----- Given records

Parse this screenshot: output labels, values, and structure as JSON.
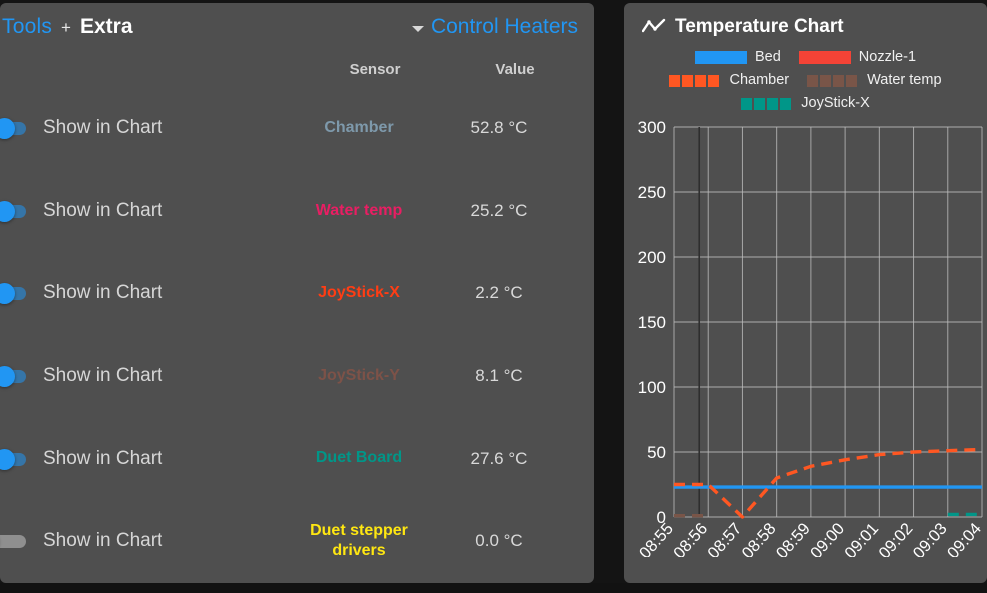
{
  "header": {
    "tools_label": "Tools",
    "plus": "+",
    "extra_label": "Extra",
    "control_heaters_label": "Control Heaters",
    "caret_icon": "chevron-down-icon",
    "accent_blue": "#2196f3"
  },
  "table": {
    "columns": [
      "",
      "Sensor",
      "Value"
    ],
    "sensor_header": "Sensor",
    "value_header": "Value",
    "rows": [
      {
        "toggle_label": "Show in Chart",
        "toggle_on": true,
        "sensor": "Chamber",
        "sensor_color": "#7e99ab",
        "value": "52.8 °C"
      },
      {
        "toggle_label": "Show in Chart",
        "toggle_on": true,
        "sensor": "Water temp",
        "sensor_color": "#e91e63",
        "value": "25.2 °C"
      },
      {
        "toggle_label": "Show in Chart",
        "toggle_on": true,
        "sensor": "JoyStick-X",
        "sensor_color": "#ff3d14",
        "value": "2.2 °C"
      },
      {
        "toggle_label": "Show in Chart",
        "toggle_on": true,
        "sensor": "JoyStick-Y",
        "sensor_color": "#7d5248",
        "value": "8.1 °C"
      },
      {
        "toggle_label": "Show in Chart",
        "toggle_on": true,
        "sensor": "Duet Board",
        "sensor_color": "#009688",
        "value": "27.6 °C"
      },
      {
        "toggle_label": "Show in Chart",
        "toggle_on": false,
        "sensor": "Duet stepper drivers",
        "sensor_color": "#ffe711",
        "value": "0.0 °C"
      }
    ]
  },
  "chart_panel": {
    "title": "Temperature Chart",
    "title_icon": "line-chart-icon"
  },
  "chart_data": {
    "type": "line",
    "title": "Temperature Chart",
    "xlabel": "",
    "ylabel": "",
    "ylim": [
      0,
      300
    ],
    "yticks": [
      0,
      50,
      100,
      150,
      200,
      250,
      300
    ],
    "grid": true,
    "legend_position": "top",
    "x": [
      "08:55",
      "08:56",
      "08:57",
      "08:58",
      "08:59",
      "09:00",
      "09:01",
      "09:02",
      "09:03",
      "09:04"
    ],
    "series": [
      {
        "name": "Bed",
        "color": "#2196f3",
        "style": "solid",
        "values": [
          23,
          23,
          23,
          23,
          23,
          23,
          23,
          23,
          23,
          23
        ]
      },
      {
        "name": "Nozzle-1",
        "color": "#f44336",
        "style": "solid",
        "values": [
          null,
          null,
          null,
          null,
          null,
          null,
          null,
          null,
          null,
          null
        ]
      },
      {
        "name": "Chamber",
        "color": "#ff5722",
        "style": "dashed",
        "values": [
          25,
          25,
          0,
          30,
          39,
          44,
          48,
          50,
          51,
          52
        ]
      },
      {
        "name": "Water temp",
        "color": "#795548",
        "style": "dashed",
        "values": [
          1,
          1,
          null,
          null,
          null,
          null,
          null,
          null,
          null,
          null
        ]
      },
      {
        "name": "JoyStick-X",
        "color": "#009688",
        "style": "dashed",
        "values": [
          null,
          null,
          null,
          null,
          null,
          null,
          null,
          null,
          2,
          2
        ]
      }
    ]
  }
}
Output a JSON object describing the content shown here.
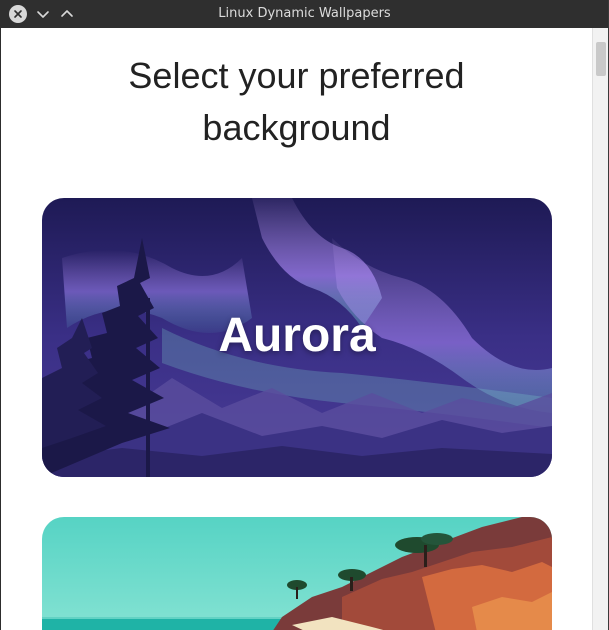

----------

▸ Problem description: Your copy should hold every record word for word and none of the pictures.

▸ Worked answer:
Parse this screenshot: output labels, values, and structure as JSON.
{
  "header": {
    "tools_label": "Tools",
    "plus": "+",
    "extra_label": "Extra",
    "control_heaters_label": "Control Heaters",
    "caret_icon": "chevron-down-icon",
    "accent_blue": "#2196f3"
  },
  "table": {
    "columns": [
      "",
      "Sensor",
      "Value"
    ],
    "sensor_header": "Sensor",
    "value_header": "Value",
    "rows": [
      {
        "toggle_label": "Show in Chart",
        "toggle_on": true,
        "sensor": "Chamber",
        "sensor_color": "#7e99ab",
        "value": "52.8 °C"
      },
      {
        "toggle_label": "Show in Chart",
        "toggle_on": true,
        "sensor": "Water temp",
        "sensor_color": "#e91e63",
        "value": "25.2 °C"
      },
      {
        "toggle_label": "Show in Chart",
        "toggle_on": true,
        "sensor": "JoyStick-X",
        "sensor_color": "#ff3d14",
        "value": "2.2 °C"
      },
      {
        "toggle_label": "Show in Chart",
        "toggle_on": true,
        "sensor": "JoyStick-Y",
        "sensor_color": "#7d5248",
        "value": "8.1 °C"
      },
      {
        "toggle_label": "Show in Chart",
        "toggle_on": true,
        "sensor": "Duet Board",
        "sensor_color": "#009688",
        "value": "27.6 °C"
      },
      {
        "toggle_label": "Show in Chart",
        "toggle_on": false,
        "sensor": "Duet stepper drivers",
        "sensor_color": "#ffe711",
        "value": "0.0 °C"
      }
    ]
  },
  "chart_panel": {
    "title": "Temperature Chart",
    "title_icon": "line-chart-icon"
  },
  "chart_data": {
    "type": "line",
    "title": "Temperature Chart",
    "xlabel": "",
    "ylabel": "",
    "ylim": [
      0,
      300
    ],
    "yticks": [
      0,
      50,
      100,
      150,
      200,
      250,
      300
    ],
    "grid": true,
    "legend_position": "top",
    "x": [
      "08:55",
      "08:56",
      "08:57",
      "08:58",
      "08:59",
      "09:00",
      "09:01",
      "09:02",
      "09:03",
      "09:04"
    ],
    "series": [
      {
        "name": "Bed",
        "color": "#2196f3",
        "style": "solid",
        "values": [
          23,
          23,
          23,
          23,
          23,
          23,
          23,
          23,
          23,
          23
        ]
      },
      {
        "name": "Nozzle-1",
        "color": "#f44336",
        "style": "solid",
        "values": [
          null,
          null,
          null,
          null,
          null,
          null,
          null,
          null,
          null,
          null
        ]
      },
      {
        "name": "Chamber",
        "color": "#ff5722",
        "style": "dashed",
        "values": [
          25,
          25,
          0,
          30,
          39,
          44,
          48,
          50,
          51,
          52
        ]
      },
      {
        "name": "Water temp",
        "color": "#795548",
        "style": "dashed",
        "values": [
          1,
          1,
          null,
          null,
          null,
          null,
          null,
          null,
          null,
          null
        ]
      },
      {
        "name": "JoyStick-X",
        "color": "#009688",
        "style": "dashed",
        "values": [
          null,
          null,
          null,
          null,
          null,
          null,
          null,
          null,
          2,
          2
        ]
      }
    ]
  }
}
Output a JSON object describing the content shown here.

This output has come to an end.